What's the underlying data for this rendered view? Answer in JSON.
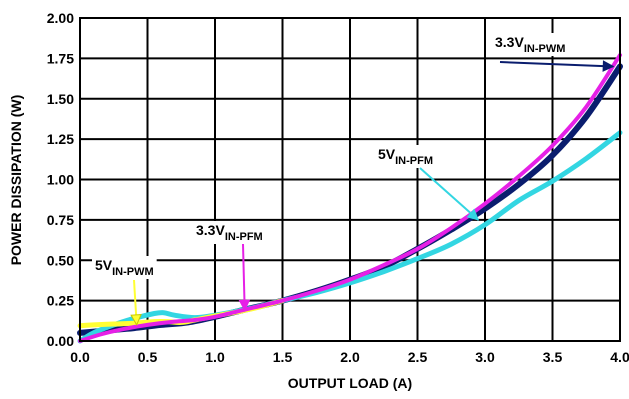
{
  "chart_data": {
    "type": "line",
    "xlabel": "OUTPUT LOAD (A)",
    "ylabel": "POWER DISSIPATION (W)",
    "xlim": [
      0,
      4
    ],
    "ylim": [
      0,
      2
    ],
    "grid": true,
    "x_ticks": [
      "0.0",
      "0.5",
      "1.0",
      "1.5",
      "2.0",
      "2.5",
      "3.0",
      "3.5",
      "4.0"
    ],
    "y_ticks": [
      "0.00",
      "0.25",
      "0.50",
      "0.75",
      "1.00",
      "1.25",
      "1.50",
      "1.75",
      "2.00"
    ],
    "series": [
      {
        "name_main": "3.3V",
        "name_sub": "IN-PWM",
        "color": "#0a1d6e",
        "x": [
          0,
          0.2,
          0.4,
          0.6,
          0.8,
          1.0,
          1.2,
          1.5,
          1.75,
          2.0,
          2.25,
          2.5,
          2.75,
          3.0,
          3.25,
          3.5,
          3.75,
          4.0
        ],
        "y": [
          0.05,
          0.065,
          0.08,
          0.1,
          0.115,
          0.15,
          0.19,
          0.25,
          0.31,
          0.38,
          0.46,
          0.57,
          0.69,
          0.82,
          0.97,
          1.15,
          1.39,
          1.7
        ]
      },
      {
        "name_main": "5V",
        "name_sub": "IN-PFM",
        "color": "#33d6e2",
        "x": [
          0,
          0.1,
          0.25,
          0.4,
          0.55,
          0.62,
          0.7,
          0.85,
          1.0,
          1.25,
          1.5,
          1.75,
          2.0,
          2.25,
          2.5,
          2.75,
          3.0,
          3.25,
          3.5,
          3.75,
          4.0
        ],
        "y": [
          0.0,
          0.05,
          0.1,
          0.14,
          0.17,
          0.175,
          0.16,
          0.145,
          0.16,
          0.2,
          0.25,
          0.3,
          0.36,
          0.43,
          0.51,
          0.6,
          0.72,
          0.87,
          0.99,
          1.13,
          1.29
        ]
      },
      {
        "name_main": "5V",
        "name_sub": "IN-PWM",
        "color": "#ffff33",
        "x": [
          0,
          0.1,
          0.25,
          0.4,
          0.55,
          0.65,
          0.75,
          0.85,
          1.0,
          1.25,
          1.5
        ],
        "y": [
          0.095,
          0.1,
          0.105,
          0.11,
          0.12,
          0.12,
          0.115,
          0.13,
          0.155,
          0.195,
          0.25
        ]
      },
      {
        "name_main": "3.3V",
        "name_sub": "IN-PFM",
        "color": "#e620e6",
        "x": [
          0,
          0.15,
          0.3,
          0.5,
          0.7,
          0.85,
          1.0,
          1.25,
          1.5,
          1.75,
          2.0,
          2.25,
          2.5,
          2.75,
          3.0,
          3.25,
          3.5,
          3.75,
          4.0
        ],
        "y": [
          0.0,
          0.04,
          0.07,
          0.1,
          0.12,
          0.13,
          0.15,
          0.2,
          0.25,
          0.31,
          0.38,
          0.47,
          0.57,
          0.7,
          0.85,
          1.02,
          1.21,
          1.45,
          1.77
        ]
      }
    ],
    "annotations": [
      {
        "main": "3.3V",
        "sub": "IN-PWM",
        "target_x": 3.95,
        "target_y": 1.7
      },
      {
        "main": "5V",
        "sub": "IN-PFM",
        "target_x": 2.95,
        "target_y": 0.75
      },
      {
        "main": "3.3V",
        "sub": "IN-PFM",
        "target_x": 1.22,
        "target_y": 0.19
      },
      {
        "main": "5V",
        "sub": "IN-PWM",
        "target_x": 0.42,
        "target_y": 0.1
      }
    ]
  }
}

TASK BRIEF: Could you repeat all of the material exactly? Pictures should not be copied.

SOLVED PROBLEM:
What's the underlying data for this rendered view? Answer in JSON.
{
  "chart_data": {
    "type": "line",
    "xlabel": "OUTPUT LOAD (A)",
    "ylabel": "POWER DISSIPATION (W)",
    "xlim": [
      0,
      4
    ],
    "ylim": [
      0,
      2
    ],
    "grid": true,
    "x_ticks": [
      "0.0",
      "0.5",
      "1.0",
      "1.5",
      "2.0",
      "2.5",
      "3.0",
      "3.5",
      "4.0"
    ],
    "y_ticks": [
      "0.00",
      "0.25",
      "0.50",
      "0.75",
      "1.00",
      "1.25",
      "1.50",
      "1.75",
      "2.00"
    ],
    "series": [
      {
        "name_main": "3.3V",
        "name_sub": "IN-PWM",
        "color": "#0a1d6e",
        "x": [
          0,
          0.2,
          0.4,
          0.6,
          0.8,
          1.0,
          1.2,
          1.5,
          1.75,
          2.0,
          2.25,
          2.5,
          2.75,
          3.0,
          3.25,
          3.5,
          3.75,
          4.0
        ],
        "y": [
          0.05,
          0.065,
          0.08,
          0.1,
          0.115,
          0.15,
          0.19,
          0.25,
          0.31,
          0.38,
          0.46,
          0.57,
          0.69,
          0.82,
          0.97,
          1.15,
          1.39,
          1.7
        ]
      },
      {
        "name_main": "5V",
        "name_sub": "IN-PFM",
        "color": "#33d6e2",
        "x": [
          0,
          0.1,
          0.25,
          0.4,
          0.55,
          0.62,
          0.7,
          0.85,
          1.0,
          1.25,
          1.5,
          1.75,
          2.0,
          2.25,
          2.5,
          2.75,
          3.0,
          3.25,
          3.5,
          3.75,
          4.0
        ],
        "y": [
          0.0,
          0.05,
          0.1,
          0.14,
          0.17,
          0.175,
          0.16,
          0.145,
          0.16,
          0.2,
          0.25,
          0.3,
          0.36,
          0.43,
          0.51,
          0.6,
          0.72,
          0.87,
          0.99,
          1.13,
          1.29
        ]
      },
      {
        "name_main": "5V",
        "name_sub": "IN-PWM",
        "color": "#ffff33",
        "x": [
          0,
          0.1,
          0.25,
          0.4,
          0.55,
          0.65,
          0.75,
          0.85,
          1.0,
          1.25,
          1.5
        ],
        "y": [
          0.095,
          0.1,
          0.105,
          0.11,
          0.12,
          0.12,
          0.115,
          0.13,
          0.155,
          0.195,
          0.25
        ]
      },
      {
        "name_main": "3.3V",
        "name_sub": "IN-PFM",
        "color": "#e620e6",
        "x": [
          0,
          0.15,
          0.3,
          0.5,
          0.7,
          0.85,
          1.0,
          1.25,
          1.5,
          1.75,
          2.0,
          2.25,
          2.5,
          2.75,
          3.0,
          3.25,
          3.5,
          3.75,
          4.0
        ],
        "y": [
          0.0,
          0.04,
          0.07,
          0.1,
          0.12,
          0.13,
          0.15,
          0.2,
          0.25,
          0.31,
          0.38,
          0.47,
          0.57,
          0.7,
          0.85,
          1.02,
          1.21,
          1.45,
          1.77
        ]
      }
    ],
    "annotations": [
      {
        "main": "3.3V",
        "sub": "IN-PWM",
        "target_x": 3.95,
        "target_y": 1.7
      },
      {
        "main": "5V",
        "sub": "IN-PFM",
        "target_x": 2.95,
        "target_y": 0.75
      },
      {
        "main": "3.3V",
        "sub": "IN-PFM",
        "target_x": 1.22,
        "target_y": 0.19
      },
      {
        "main": "5V",
        "sub": "IN-PWM",
        "target_x": 0.42,
        "target_y": 0.1
      }
    ]
  }
}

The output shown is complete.